### Dataset entries
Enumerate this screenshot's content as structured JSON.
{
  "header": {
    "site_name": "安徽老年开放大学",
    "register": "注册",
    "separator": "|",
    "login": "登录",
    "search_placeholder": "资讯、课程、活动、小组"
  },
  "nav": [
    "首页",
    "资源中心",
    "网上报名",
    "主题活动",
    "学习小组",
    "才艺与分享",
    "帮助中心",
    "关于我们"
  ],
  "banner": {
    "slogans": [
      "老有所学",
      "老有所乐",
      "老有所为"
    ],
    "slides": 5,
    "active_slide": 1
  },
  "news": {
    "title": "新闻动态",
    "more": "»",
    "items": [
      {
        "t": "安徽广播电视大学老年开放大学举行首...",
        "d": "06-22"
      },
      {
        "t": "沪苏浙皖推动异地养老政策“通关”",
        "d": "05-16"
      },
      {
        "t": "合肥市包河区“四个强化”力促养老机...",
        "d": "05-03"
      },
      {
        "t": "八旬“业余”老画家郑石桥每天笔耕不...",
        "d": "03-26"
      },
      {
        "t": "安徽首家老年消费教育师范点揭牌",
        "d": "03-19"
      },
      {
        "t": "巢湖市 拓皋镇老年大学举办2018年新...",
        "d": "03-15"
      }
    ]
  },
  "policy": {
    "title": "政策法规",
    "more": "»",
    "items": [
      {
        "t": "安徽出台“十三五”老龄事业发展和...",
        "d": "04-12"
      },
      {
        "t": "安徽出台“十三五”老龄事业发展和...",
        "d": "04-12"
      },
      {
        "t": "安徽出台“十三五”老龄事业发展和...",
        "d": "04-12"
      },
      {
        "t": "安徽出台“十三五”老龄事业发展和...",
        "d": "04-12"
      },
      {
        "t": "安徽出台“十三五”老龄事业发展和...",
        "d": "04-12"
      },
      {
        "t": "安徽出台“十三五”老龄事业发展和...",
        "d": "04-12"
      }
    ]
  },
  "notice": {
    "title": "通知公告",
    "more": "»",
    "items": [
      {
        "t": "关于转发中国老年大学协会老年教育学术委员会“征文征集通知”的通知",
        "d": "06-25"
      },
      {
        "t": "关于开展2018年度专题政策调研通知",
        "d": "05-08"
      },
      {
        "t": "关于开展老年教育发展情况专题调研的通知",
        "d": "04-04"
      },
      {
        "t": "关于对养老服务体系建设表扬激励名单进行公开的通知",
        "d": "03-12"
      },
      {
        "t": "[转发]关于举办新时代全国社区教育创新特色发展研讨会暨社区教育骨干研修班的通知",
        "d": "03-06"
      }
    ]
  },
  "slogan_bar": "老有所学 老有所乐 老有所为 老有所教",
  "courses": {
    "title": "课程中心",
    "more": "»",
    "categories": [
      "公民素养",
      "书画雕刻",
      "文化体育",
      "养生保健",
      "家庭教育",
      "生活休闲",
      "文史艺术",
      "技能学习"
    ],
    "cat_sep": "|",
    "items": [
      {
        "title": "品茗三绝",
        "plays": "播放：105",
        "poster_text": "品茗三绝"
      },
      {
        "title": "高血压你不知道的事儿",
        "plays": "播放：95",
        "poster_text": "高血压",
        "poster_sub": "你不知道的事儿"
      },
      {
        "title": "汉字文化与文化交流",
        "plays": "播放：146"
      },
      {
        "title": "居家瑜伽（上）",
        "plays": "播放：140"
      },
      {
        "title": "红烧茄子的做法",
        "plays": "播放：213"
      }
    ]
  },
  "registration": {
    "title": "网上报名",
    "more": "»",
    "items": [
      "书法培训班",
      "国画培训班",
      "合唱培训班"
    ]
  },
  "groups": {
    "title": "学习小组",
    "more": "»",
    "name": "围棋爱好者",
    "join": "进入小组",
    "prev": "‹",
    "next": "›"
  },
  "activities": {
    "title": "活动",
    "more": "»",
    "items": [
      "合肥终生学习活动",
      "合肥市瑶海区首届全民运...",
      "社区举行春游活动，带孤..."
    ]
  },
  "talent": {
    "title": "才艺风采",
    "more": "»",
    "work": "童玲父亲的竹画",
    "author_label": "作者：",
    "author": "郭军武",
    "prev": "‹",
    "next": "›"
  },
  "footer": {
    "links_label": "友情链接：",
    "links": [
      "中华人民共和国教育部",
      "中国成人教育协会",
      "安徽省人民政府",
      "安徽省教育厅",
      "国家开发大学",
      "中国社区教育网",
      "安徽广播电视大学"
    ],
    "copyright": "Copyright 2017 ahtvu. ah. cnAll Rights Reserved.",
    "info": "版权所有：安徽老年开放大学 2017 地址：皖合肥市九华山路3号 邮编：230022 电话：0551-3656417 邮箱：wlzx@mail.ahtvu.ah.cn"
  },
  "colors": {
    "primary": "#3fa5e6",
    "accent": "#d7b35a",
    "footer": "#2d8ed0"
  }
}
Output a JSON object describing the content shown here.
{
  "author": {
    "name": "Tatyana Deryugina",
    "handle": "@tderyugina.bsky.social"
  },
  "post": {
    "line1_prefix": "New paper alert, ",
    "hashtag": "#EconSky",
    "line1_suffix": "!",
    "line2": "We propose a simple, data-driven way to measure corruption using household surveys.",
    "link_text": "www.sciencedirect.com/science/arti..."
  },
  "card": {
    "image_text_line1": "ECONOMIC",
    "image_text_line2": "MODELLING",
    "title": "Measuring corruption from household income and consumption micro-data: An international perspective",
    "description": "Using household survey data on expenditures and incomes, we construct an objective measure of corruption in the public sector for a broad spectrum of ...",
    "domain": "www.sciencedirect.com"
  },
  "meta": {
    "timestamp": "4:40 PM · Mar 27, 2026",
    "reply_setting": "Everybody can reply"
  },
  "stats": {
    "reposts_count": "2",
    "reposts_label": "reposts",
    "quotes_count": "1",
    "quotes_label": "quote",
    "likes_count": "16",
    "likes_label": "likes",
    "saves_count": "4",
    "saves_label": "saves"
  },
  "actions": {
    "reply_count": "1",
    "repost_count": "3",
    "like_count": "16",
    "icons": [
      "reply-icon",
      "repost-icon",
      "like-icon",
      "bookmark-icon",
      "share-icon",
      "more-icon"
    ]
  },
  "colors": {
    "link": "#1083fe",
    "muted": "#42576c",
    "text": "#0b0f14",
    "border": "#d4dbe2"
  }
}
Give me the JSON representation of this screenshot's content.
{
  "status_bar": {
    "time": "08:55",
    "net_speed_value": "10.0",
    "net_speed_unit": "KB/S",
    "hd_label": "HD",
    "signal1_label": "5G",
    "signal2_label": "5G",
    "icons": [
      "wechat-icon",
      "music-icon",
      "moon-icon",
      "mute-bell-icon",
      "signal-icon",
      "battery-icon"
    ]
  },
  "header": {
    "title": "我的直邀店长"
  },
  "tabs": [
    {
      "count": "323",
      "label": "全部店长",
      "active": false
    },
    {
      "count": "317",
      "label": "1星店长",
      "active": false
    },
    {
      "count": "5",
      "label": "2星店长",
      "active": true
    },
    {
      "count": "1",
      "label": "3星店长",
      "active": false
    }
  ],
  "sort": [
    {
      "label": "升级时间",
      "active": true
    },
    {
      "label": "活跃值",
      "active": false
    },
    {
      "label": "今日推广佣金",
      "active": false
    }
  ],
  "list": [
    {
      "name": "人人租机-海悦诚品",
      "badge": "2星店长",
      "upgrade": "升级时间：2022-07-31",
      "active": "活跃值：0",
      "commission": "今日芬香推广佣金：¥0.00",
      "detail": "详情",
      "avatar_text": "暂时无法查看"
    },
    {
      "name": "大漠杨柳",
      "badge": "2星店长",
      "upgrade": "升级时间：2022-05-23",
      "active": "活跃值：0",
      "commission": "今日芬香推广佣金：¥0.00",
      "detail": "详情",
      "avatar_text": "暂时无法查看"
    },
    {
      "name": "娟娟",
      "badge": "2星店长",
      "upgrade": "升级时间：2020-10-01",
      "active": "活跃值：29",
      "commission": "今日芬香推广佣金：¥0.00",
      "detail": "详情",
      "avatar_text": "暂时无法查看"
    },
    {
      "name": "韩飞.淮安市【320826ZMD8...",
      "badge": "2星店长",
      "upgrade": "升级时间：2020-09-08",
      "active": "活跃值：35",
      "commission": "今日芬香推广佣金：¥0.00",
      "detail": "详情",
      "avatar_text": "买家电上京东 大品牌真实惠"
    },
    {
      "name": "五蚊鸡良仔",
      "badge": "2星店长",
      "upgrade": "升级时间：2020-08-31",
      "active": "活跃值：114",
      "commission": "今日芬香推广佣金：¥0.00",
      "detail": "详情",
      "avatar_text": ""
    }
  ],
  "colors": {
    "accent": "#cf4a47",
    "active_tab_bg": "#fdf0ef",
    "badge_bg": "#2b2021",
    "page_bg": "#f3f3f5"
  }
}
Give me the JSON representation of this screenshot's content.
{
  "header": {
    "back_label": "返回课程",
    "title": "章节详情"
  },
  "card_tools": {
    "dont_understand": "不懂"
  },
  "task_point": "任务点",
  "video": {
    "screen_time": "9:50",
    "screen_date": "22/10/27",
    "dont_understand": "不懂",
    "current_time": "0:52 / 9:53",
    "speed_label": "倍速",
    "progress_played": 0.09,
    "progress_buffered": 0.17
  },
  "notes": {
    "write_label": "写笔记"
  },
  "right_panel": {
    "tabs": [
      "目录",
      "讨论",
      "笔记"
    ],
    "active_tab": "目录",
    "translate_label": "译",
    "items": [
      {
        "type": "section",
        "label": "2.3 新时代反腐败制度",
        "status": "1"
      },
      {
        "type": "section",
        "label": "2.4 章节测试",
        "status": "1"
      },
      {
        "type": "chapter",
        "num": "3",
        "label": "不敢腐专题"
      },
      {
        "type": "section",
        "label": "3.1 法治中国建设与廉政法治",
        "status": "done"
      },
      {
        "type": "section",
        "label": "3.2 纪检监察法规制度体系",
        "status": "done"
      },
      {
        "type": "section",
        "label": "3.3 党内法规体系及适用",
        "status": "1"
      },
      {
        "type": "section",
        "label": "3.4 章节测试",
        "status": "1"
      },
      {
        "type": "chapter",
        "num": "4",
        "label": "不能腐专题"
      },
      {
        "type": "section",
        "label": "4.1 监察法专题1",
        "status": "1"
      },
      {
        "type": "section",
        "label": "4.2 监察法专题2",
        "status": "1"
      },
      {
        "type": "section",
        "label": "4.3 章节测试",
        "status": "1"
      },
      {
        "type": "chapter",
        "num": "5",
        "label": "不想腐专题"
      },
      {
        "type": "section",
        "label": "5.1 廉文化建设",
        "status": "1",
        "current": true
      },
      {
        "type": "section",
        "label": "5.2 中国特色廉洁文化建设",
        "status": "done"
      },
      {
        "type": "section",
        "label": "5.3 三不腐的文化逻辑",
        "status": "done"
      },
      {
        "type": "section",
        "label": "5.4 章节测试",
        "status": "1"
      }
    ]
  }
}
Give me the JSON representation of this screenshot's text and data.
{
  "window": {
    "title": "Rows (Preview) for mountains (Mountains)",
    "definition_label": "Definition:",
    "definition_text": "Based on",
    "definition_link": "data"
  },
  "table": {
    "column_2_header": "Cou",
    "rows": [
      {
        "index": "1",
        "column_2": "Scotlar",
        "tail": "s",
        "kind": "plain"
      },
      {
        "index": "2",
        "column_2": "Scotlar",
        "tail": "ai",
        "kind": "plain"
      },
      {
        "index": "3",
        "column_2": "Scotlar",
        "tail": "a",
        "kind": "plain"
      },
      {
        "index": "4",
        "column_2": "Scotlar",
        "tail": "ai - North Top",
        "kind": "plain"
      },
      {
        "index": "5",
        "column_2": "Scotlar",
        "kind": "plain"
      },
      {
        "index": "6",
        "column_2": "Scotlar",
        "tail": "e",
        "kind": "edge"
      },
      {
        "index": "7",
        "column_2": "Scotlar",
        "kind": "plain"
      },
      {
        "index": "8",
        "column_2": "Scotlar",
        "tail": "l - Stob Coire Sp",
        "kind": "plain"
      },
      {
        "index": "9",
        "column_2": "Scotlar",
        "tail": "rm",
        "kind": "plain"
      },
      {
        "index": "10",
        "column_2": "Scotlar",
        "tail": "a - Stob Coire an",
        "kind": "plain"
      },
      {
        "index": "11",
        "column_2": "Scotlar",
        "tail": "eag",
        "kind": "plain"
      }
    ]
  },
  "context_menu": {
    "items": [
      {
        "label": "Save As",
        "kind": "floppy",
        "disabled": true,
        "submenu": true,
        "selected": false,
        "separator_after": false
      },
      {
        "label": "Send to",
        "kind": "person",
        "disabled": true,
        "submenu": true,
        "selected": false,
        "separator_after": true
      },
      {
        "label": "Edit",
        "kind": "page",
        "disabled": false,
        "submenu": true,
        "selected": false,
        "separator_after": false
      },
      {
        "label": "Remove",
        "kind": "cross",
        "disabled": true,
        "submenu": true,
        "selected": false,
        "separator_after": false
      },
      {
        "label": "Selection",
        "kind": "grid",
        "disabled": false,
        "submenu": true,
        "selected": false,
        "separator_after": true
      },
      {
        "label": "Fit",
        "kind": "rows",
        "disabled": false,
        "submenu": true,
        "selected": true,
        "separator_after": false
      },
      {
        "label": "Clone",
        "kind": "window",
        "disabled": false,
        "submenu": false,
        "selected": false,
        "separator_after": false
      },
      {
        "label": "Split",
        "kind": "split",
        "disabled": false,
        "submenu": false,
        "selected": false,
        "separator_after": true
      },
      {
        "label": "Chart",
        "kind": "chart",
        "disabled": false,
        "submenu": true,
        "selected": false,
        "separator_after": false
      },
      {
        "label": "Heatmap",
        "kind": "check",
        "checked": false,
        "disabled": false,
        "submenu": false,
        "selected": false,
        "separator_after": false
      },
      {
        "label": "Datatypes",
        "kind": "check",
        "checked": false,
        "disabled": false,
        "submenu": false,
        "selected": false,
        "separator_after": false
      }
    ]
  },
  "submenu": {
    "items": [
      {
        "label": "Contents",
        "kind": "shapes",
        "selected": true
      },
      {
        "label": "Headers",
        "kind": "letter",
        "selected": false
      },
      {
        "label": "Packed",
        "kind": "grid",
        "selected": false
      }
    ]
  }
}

### To do
From the data, pick out every line that includes "ahtvu".

### Worked solution
    "copyright": "Copyright 2017 ahtvu. ah. cnAll Rights Reserved.",
    "info": "版权所有：安徽老年开放大学 2017 地址：皖合肥市九华山路3号 邮编：230022 电话：0551-3656417 邮箱：wlzx@mail.ahtvu.ah.cn"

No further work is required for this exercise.